TASK PROMPT:
Pictures within the data are to be left out; everything else must be reproduced exactly.

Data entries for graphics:

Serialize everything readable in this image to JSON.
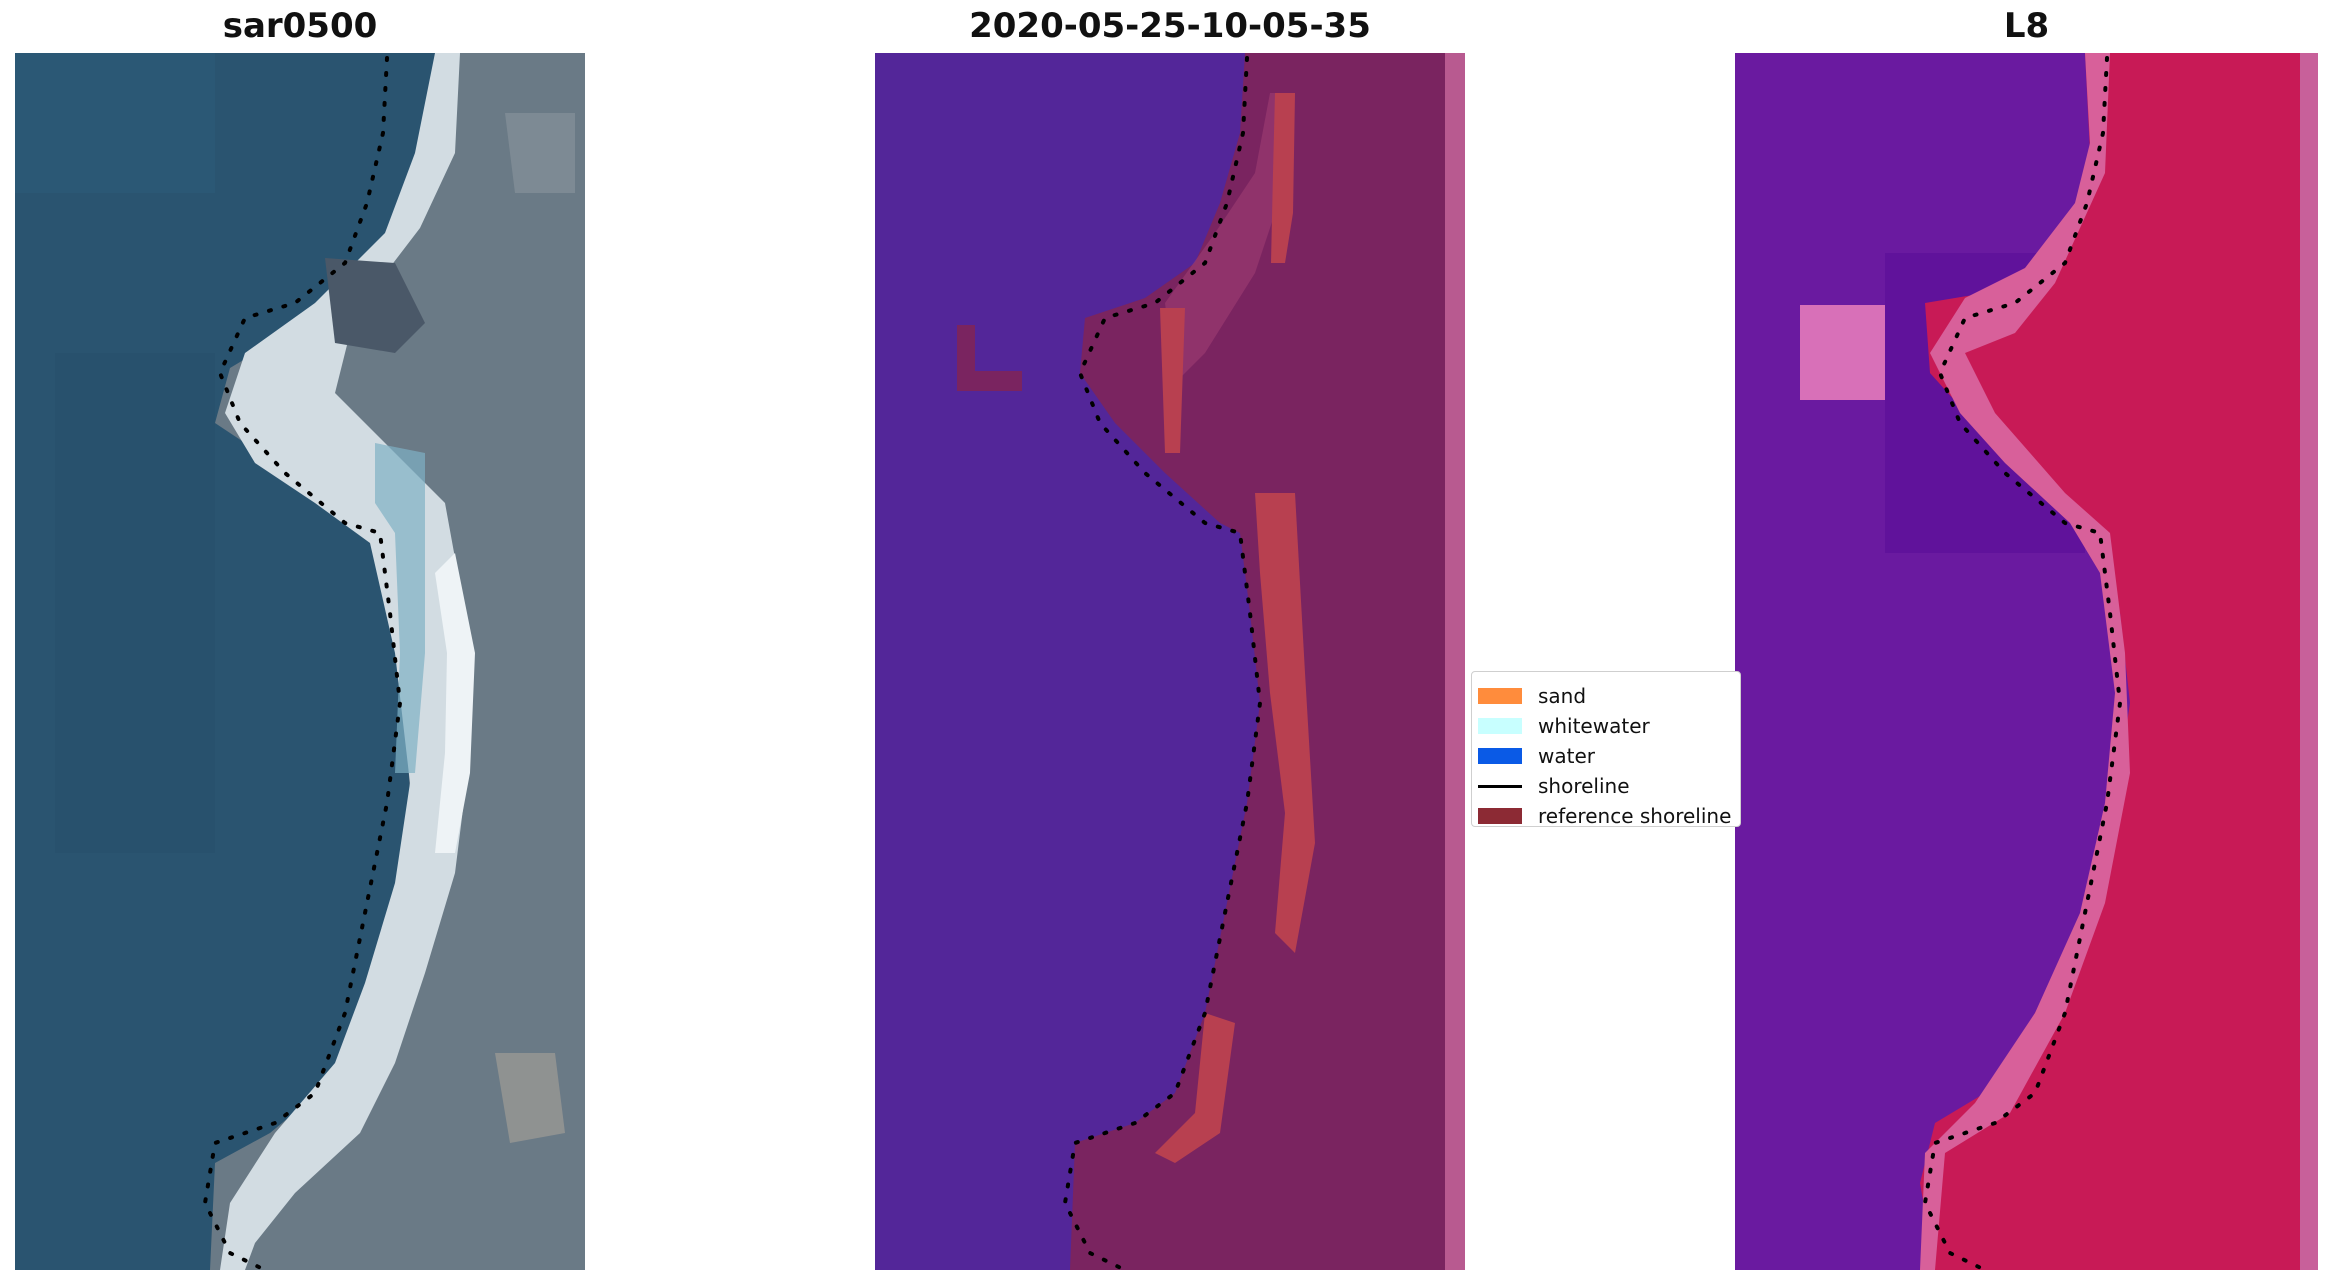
{
  "panels": {
    "rgb": {
      "title": "sar0500"
    },
    "classified": {
      "title": "2020-05-25-10-05-35"
    },
    "index": {
      "title": "L8"
    }
  },
  "legend": {
    "items": [
      {
        "label": "sand",
        "color": "#ff8c3c",
        "kind": "patch"
      },
      {
        "label": "whitewater",
        "color": "#c8ffff",
        "kind": "patch"
      },
      {
        "label": "water",
        "color": "#0a5ae6",
        "kind": "patch"
      },
      {
        "label": "shoreline",
        "color": "#000000",
        "kind": "line"
      },
      {
        "label": "reference shoreline",
        "color": "#8c2a34",
        "kind": "patch"
      }
    ]
  },
  "colors": {
    "water_rgb": "#2a5470",
    "sand_rgb": "#d2dce2",
    "land_rgb": "#6a7a86",
    "water_class": "#532699",
    "land_class": "#7a2460",
    "sand_class": "#b84050",
    "water_index": "#6a1aa0",
    "land_index": "#c81a56",
    "shoreline_dots": "#000000"
  }
}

OUTPUT OF THE TASK:
Serialize everything readable in this image to JSON.
{
  "panels": {
    "rgb": {
      "title": "sar0500"
    },
    "classified": {
      "title": "2020-05-25-10-05-35"
    },
    "index": {
      "title": "L8"
    }
  },
  "legend": {
    "items": [
      {
        "label": "sand",
        "color": "#ff8c3c",
        "kind": "patch"
      },
      {
        "label": "whitewater",
        "color": "#c8ffff",
        "kind": "patch"
      },
      {
        "label": "water",
        "color": "#0a5ae6",
        "kind": "patch"
      },
      {
        "label": "shoreline",
        "color": "#000000",
        "kind": "line"
      },
      {
        "label": "reference shoreline",
        "color": "#8c2a34",
        "kind": "patch"
      }
    ]
  },
  "colors": {
    "water_rgb": "#2a5470",
    "sand_rgb": "#d2dce2",
    "land_rgb": "#6a7a86",
    "water_class": "#532699",
    "land_class": "#7a2460",
    "sand_class": "#b84050",
    "water_index": "#6a1aa0",
    "land_index": "#c81a56",
    "shoreline_dots": "#000000"
  }
}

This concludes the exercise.